> _Jobs_
[1] In the newspaper profile of Sharon Small, how long ago did her last long-term relationship break up?
[2] Reproduce the newspaper profile of Sharon Small from the words "About A Very" down to the words "the right man.".

> _Text passage_
►
About A Very Private Girl

The Daily Mail, 26 April 2002

By Jeremy Hodges

THERE is a certain irony in the screen image of Sharon Small lecturing Hugh Grant on the need to commit himself to a lasting, loving relationship. At 35, she is beginning to think that's what she might like herself. If only she could find the right man.

'I think earlier I wasn't ready, and when you get more ready it doesn't work out. It's that old cliche of timing, ' says the elfin-faced actress whose last long-term relationship broke up two years ago.

Emotionally, she may still be taking stock; professionally, her timing could scarcely be better. As of tonight, she can be seen on cinema screens all over Britain in About A Boy, the new Hugh Grant movie from the same successful stable as Four Weddings and a Funeral, Notting Hill and Bridget Jones's Diary. Her cameo role in the film may be the same as her surname, but it's a pivotal part that should get Sharon noticed by the big names in the movie business, and it comes just as her well-established small-screen career takes another step forward as she stars in the primetime Inspector Lynley Mysteries on BBC1.

Yet Sharon seems to lack the hard-edged ruthlessness of Hollywood superstardom. It's not that she's short on glamour. The green eyes and high cheekbones, framed by feather-cut, strawberry-blonde hair, can be used to devastating effect, as anyone who saw her passionate scenes with Iain Glen in Glasgow Kiss can testify.
◄
[Labeled region entries]
►
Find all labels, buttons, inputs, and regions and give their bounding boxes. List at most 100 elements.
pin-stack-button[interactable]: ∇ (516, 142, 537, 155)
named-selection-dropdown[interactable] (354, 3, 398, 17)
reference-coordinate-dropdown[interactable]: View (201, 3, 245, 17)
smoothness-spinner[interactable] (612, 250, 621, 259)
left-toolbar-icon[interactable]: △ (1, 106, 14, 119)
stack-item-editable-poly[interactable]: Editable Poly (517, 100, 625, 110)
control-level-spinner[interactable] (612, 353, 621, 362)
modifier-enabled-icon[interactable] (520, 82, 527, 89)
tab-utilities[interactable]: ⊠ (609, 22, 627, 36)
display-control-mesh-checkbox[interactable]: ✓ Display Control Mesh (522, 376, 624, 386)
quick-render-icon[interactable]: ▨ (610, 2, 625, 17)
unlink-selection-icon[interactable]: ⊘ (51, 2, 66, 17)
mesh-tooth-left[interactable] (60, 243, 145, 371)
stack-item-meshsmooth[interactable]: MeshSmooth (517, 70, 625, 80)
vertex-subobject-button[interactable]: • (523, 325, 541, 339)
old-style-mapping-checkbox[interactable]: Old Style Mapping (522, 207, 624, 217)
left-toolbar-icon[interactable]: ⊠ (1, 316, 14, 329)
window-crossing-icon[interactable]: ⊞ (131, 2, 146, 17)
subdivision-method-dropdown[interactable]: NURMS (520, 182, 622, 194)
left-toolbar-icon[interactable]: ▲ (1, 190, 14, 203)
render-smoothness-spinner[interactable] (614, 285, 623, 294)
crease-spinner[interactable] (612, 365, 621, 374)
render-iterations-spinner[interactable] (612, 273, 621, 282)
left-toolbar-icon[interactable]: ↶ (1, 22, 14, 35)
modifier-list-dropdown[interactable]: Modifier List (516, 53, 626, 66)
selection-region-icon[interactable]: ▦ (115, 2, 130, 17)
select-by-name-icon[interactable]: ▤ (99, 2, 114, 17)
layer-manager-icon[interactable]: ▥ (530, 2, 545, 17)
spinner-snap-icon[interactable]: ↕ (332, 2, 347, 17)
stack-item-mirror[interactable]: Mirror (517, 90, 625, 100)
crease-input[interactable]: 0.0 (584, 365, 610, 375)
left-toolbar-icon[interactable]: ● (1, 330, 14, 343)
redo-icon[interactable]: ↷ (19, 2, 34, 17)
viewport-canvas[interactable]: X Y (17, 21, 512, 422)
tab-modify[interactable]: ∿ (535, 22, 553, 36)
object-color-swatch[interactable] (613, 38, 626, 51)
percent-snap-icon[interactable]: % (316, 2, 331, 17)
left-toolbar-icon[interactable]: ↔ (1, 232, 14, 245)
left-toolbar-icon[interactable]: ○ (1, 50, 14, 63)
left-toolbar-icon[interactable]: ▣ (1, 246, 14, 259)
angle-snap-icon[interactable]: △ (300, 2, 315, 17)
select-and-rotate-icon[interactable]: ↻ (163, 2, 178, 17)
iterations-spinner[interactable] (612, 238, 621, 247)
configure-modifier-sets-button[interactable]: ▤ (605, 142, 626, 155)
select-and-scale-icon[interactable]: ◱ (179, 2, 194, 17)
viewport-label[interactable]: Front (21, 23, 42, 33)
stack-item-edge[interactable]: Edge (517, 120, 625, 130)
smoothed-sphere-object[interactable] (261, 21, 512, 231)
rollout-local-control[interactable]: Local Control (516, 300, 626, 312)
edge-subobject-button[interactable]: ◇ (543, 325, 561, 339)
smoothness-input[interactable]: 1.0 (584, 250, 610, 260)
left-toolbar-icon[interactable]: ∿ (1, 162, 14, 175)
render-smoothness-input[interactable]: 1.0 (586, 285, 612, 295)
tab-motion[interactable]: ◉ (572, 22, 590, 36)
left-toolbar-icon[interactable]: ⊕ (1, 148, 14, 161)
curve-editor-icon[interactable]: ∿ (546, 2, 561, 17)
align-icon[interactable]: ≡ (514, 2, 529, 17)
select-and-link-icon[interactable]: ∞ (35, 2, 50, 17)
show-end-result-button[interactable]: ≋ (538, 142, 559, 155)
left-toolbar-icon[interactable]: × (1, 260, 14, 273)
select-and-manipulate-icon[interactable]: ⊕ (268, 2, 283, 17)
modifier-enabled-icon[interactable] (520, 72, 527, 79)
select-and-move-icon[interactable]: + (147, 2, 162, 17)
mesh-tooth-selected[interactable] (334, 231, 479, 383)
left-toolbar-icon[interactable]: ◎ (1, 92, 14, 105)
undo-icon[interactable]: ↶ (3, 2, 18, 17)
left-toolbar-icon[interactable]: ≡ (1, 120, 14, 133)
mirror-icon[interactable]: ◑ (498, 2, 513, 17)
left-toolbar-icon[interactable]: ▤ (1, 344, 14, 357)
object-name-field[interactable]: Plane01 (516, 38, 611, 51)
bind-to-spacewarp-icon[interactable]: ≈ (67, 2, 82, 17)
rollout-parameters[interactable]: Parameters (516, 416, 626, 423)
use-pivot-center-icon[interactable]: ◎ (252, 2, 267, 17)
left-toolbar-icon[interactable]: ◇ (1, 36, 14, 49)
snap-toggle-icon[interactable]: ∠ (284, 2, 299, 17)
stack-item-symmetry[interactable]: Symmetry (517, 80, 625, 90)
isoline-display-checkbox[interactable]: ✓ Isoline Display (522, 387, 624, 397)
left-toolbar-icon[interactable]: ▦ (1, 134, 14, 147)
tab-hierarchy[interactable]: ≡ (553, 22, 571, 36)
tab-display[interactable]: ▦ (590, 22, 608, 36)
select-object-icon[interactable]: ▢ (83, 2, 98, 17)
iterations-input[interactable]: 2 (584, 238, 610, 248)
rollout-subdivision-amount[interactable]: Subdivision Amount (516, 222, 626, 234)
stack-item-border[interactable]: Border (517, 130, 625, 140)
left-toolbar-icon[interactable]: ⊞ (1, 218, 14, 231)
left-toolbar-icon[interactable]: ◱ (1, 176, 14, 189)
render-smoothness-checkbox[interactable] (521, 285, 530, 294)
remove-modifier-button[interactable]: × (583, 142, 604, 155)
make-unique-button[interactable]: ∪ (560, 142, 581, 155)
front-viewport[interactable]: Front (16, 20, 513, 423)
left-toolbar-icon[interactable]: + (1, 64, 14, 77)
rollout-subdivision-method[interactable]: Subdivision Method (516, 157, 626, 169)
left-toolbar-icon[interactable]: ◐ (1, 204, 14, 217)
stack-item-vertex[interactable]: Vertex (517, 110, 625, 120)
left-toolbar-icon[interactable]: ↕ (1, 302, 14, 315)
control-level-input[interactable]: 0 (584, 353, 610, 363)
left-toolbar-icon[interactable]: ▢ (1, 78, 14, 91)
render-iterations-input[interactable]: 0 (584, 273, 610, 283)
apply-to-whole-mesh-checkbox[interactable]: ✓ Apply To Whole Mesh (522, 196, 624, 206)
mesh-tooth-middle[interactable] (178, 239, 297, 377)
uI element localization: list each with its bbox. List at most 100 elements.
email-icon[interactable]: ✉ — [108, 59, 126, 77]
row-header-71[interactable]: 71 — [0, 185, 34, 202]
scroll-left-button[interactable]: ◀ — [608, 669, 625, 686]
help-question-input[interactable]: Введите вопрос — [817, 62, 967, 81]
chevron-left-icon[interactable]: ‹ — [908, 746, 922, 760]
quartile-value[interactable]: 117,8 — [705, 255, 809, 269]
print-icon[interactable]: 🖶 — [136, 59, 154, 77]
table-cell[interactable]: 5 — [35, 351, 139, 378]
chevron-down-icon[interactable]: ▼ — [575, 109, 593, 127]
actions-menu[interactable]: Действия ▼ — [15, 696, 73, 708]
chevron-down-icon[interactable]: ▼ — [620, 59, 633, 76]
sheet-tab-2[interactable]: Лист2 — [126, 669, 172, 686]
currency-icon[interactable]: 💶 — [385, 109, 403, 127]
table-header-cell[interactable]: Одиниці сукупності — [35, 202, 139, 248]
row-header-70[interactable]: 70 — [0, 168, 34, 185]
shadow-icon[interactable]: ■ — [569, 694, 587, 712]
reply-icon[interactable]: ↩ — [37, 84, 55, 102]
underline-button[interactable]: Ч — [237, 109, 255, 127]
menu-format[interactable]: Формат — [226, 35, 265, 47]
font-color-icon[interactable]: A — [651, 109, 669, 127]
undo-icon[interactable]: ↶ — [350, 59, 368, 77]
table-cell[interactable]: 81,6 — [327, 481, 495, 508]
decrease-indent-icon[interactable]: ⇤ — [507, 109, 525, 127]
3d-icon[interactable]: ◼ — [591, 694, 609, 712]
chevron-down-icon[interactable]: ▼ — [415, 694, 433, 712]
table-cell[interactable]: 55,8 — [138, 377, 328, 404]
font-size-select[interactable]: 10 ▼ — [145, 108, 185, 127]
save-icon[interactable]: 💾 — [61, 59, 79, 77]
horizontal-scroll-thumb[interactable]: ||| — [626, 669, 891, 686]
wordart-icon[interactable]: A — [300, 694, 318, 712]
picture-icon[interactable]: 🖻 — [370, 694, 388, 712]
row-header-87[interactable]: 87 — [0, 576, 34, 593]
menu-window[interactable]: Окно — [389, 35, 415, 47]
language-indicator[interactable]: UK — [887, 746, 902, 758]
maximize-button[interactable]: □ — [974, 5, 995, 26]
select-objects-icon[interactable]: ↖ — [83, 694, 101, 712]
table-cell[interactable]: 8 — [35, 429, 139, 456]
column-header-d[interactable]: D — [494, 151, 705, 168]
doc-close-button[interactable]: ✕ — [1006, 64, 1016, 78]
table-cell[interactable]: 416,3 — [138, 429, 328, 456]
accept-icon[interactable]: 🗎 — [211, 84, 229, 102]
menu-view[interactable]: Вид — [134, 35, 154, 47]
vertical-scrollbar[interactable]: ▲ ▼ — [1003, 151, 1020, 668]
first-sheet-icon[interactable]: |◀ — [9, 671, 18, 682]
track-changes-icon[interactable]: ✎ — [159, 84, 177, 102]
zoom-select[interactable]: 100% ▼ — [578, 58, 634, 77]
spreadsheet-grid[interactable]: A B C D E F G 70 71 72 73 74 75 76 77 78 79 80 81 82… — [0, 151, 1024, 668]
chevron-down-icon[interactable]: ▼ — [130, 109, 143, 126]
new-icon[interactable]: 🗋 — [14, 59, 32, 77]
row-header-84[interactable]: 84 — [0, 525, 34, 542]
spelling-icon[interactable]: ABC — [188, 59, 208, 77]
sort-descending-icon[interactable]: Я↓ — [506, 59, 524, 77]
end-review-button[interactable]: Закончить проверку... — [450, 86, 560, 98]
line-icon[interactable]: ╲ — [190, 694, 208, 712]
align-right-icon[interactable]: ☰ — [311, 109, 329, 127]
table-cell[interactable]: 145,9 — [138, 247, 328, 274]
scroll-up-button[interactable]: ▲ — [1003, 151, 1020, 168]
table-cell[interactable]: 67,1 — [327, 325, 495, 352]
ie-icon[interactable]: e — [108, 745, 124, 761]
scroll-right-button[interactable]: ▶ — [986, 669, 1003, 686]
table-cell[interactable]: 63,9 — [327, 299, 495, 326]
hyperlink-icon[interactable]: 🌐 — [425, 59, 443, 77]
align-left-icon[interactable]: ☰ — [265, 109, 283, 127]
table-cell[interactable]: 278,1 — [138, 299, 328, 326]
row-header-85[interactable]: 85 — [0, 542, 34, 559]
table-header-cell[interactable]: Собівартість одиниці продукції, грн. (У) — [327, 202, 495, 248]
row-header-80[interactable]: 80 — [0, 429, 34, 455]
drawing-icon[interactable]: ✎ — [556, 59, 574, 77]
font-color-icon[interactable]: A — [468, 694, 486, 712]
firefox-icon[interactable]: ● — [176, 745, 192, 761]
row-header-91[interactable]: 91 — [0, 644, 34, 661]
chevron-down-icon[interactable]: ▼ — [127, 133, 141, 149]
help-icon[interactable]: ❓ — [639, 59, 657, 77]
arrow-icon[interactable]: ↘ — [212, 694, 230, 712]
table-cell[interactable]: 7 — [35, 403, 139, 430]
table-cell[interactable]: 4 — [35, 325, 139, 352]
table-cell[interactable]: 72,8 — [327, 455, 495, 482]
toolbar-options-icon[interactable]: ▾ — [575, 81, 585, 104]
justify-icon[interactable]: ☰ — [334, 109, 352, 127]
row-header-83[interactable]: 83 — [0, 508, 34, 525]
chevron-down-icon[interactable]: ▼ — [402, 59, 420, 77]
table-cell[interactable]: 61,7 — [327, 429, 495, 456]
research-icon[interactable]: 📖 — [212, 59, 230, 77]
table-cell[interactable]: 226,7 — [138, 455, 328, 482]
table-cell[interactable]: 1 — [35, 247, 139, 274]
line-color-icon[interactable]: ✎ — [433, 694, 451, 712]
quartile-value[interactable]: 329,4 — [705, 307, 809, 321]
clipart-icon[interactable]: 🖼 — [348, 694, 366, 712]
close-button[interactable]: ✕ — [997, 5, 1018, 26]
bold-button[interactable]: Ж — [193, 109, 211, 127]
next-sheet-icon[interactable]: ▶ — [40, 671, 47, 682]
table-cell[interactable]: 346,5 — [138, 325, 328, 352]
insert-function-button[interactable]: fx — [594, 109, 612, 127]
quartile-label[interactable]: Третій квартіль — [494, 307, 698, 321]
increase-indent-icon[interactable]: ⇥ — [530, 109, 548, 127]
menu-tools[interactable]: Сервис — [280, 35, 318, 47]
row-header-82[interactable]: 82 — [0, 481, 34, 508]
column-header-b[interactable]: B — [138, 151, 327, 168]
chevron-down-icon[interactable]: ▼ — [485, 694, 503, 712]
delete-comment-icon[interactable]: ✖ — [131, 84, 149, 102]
◄
> _Answers for this exercise_
[1] Two years ago.

[2]
About A Very Private Girl

The Daily Mail, 26 April 2002

By Jeremy Hodges

THERE is a certain irony in the screen image of Sharon Small lecturing Hugh Grant on the need to commit himself to a lasting, loving relationship. At 35, she is beginning to think that's what she might like herself. If only she could find the right man.